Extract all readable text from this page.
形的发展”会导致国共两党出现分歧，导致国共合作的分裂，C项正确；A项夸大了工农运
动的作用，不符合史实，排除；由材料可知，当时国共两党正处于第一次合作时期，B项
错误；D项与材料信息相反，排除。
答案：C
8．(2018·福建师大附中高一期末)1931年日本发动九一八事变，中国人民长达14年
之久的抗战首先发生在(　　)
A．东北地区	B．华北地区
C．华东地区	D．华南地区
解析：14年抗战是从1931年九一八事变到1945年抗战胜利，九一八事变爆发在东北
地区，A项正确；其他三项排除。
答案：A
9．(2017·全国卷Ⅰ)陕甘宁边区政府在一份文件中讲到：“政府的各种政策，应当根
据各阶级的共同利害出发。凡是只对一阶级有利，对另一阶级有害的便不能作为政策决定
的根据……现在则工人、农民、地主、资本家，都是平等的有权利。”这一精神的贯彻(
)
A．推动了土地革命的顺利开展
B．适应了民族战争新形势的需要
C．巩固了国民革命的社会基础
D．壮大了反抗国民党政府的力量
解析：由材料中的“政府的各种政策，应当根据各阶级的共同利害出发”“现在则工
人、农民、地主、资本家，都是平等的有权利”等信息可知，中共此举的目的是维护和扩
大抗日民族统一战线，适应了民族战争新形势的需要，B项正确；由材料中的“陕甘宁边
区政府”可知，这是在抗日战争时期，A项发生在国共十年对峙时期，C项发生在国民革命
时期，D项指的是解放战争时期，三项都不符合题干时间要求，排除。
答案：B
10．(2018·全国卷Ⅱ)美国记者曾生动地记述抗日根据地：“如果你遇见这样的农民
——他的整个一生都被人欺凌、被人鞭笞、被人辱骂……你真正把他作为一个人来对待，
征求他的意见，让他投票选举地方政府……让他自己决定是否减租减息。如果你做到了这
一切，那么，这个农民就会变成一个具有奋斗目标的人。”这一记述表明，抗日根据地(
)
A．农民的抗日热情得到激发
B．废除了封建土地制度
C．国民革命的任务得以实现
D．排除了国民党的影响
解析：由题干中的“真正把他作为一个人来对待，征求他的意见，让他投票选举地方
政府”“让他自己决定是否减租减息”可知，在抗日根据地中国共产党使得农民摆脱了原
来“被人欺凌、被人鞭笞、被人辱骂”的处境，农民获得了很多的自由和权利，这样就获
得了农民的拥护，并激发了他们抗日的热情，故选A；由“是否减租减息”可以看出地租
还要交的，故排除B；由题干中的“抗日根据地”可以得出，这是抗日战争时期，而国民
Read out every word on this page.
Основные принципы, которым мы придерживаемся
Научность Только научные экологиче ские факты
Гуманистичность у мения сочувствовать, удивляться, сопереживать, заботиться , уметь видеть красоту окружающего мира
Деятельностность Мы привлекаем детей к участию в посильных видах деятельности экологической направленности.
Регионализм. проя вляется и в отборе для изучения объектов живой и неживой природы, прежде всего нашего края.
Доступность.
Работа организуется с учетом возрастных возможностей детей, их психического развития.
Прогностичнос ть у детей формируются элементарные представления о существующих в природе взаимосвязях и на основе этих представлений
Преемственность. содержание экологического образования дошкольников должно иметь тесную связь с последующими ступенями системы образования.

========================================================================

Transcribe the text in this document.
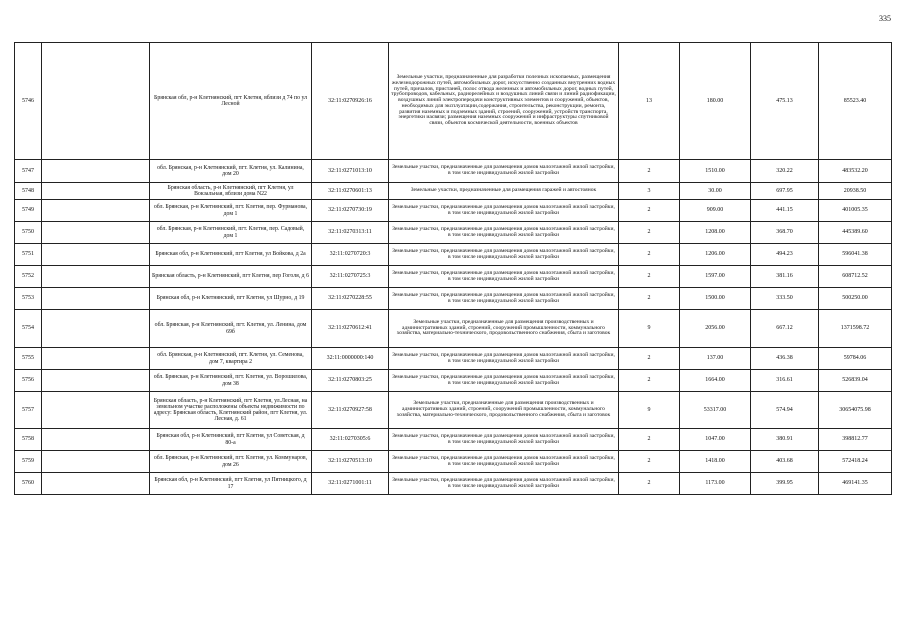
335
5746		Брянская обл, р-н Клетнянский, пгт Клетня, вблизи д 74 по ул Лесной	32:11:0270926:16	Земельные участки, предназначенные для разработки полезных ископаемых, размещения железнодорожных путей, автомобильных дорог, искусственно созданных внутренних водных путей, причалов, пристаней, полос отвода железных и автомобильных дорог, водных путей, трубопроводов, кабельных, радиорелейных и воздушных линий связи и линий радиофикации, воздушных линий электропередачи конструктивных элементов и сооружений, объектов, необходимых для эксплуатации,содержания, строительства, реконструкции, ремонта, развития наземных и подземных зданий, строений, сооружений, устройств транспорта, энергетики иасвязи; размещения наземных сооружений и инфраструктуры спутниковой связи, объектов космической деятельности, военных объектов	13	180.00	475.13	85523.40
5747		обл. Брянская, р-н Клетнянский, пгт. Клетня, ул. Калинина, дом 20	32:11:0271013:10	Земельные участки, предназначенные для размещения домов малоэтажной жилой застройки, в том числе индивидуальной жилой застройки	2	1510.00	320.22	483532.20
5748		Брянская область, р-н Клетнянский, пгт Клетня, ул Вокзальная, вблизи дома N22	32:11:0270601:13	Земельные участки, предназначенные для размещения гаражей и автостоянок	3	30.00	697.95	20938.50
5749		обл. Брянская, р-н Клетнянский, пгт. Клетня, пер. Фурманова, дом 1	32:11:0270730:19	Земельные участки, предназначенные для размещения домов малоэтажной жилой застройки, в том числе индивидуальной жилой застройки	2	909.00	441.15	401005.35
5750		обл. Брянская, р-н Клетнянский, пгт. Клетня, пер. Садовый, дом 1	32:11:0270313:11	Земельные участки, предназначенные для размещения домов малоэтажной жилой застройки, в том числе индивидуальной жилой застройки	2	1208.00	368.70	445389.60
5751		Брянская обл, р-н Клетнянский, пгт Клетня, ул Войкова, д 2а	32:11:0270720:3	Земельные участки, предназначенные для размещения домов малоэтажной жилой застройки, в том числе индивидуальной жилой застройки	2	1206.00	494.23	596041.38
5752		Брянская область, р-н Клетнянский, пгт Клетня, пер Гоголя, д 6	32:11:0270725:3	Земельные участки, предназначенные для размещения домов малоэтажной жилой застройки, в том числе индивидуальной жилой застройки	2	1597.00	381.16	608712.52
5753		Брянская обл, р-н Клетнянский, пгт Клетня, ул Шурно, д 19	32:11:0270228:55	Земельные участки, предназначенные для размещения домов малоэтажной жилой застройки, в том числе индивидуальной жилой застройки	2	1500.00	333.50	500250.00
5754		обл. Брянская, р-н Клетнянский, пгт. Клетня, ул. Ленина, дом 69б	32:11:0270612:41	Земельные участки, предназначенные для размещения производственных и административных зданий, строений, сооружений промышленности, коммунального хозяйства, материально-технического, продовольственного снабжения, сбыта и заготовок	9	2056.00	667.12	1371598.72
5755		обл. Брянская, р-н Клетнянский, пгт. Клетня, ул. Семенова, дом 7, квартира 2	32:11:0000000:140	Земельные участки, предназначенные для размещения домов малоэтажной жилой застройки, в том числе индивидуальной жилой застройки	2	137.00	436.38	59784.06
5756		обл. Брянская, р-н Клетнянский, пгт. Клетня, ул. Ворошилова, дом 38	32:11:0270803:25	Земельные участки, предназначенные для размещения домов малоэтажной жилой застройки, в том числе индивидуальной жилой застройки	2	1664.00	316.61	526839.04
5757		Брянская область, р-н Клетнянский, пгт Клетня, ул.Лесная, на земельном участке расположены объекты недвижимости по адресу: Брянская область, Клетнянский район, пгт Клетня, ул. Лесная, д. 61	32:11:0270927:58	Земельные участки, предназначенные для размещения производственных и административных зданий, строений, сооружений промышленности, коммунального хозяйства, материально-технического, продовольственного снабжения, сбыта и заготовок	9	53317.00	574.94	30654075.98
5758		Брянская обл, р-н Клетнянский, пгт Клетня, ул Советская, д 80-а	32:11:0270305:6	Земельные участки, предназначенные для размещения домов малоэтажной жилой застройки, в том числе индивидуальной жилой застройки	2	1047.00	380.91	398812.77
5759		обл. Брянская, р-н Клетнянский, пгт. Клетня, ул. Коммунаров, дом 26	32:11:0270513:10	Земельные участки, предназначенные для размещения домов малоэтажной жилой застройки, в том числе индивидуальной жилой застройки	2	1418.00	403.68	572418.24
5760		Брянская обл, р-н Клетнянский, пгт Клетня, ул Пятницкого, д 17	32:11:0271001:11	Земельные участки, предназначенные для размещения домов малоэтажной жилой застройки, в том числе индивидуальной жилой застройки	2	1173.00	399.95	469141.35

========================================================================

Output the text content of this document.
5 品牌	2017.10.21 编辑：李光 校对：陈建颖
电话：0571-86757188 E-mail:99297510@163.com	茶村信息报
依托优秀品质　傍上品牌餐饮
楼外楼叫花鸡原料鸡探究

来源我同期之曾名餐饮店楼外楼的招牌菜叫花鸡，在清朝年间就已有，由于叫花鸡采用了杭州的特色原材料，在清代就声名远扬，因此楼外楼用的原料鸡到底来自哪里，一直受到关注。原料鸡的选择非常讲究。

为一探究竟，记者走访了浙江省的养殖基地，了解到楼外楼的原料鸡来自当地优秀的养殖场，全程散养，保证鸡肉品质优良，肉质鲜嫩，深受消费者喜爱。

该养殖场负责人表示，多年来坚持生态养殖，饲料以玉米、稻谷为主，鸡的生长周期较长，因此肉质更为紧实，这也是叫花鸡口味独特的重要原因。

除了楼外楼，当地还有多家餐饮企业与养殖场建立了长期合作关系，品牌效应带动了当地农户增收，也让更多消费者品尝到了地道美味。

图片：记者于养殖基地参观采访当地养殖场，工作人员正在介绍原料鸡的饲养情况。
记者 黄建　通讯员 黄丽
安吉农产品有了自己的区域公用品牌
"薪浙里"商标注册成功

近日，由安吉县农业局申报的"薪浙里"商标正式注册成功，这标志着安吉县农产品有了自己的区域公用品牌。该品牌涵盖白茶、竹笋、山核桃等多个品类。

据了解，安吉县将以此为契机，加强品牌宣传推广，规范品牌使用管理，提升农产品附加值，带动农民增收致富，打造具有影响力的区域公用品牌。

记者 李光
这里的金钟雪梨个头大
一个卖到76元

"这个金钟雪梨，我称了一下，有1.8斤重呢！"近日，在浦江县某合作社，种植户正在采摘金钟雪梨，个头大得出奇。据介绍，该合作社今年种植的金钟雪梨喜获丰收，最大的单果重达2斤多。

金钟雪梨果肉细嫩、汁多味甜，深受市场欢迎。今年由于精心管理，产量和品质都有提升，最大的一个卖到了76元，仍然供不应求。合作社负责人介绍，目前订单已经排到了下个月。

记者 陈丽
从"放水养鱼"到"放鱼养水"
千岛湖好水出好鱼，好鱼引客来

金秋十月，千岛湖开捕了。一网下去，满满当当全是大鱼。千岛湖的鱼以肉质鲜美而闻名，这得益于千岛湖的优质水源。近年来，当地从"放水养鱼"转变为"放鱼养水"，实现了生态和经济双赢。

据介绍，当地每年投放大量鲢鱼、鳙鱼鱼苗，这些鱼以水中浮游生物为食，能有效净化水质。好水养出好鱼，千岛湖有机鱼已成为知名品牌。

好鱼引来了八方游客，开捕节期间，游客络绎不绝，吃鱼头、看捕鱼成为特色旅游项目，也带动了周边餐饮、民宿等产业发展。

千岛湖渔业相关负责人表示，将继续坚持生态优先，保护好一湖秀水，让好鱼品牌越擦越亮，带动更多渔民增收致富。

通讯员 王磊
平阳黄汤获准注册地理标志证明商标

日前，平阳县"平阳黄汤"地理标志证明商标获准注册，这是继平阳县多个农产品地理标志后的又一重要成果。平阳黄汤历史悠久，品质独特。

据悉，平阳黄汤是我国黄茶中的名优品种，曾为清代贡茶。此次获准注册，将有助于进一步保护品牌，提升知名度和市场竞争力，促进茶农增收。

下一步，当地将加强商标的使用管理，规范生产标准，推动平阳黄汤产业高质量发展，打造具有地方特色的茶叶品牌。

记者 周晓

========================================================================

- [WHAT THIS TASK INVOLVES]
From the entries, copy out each line containing the word "text".

- [SOLVED EXERCISE]
Extract all readable text from this page.
Transcribe the text in this document.
Output the text content of this document.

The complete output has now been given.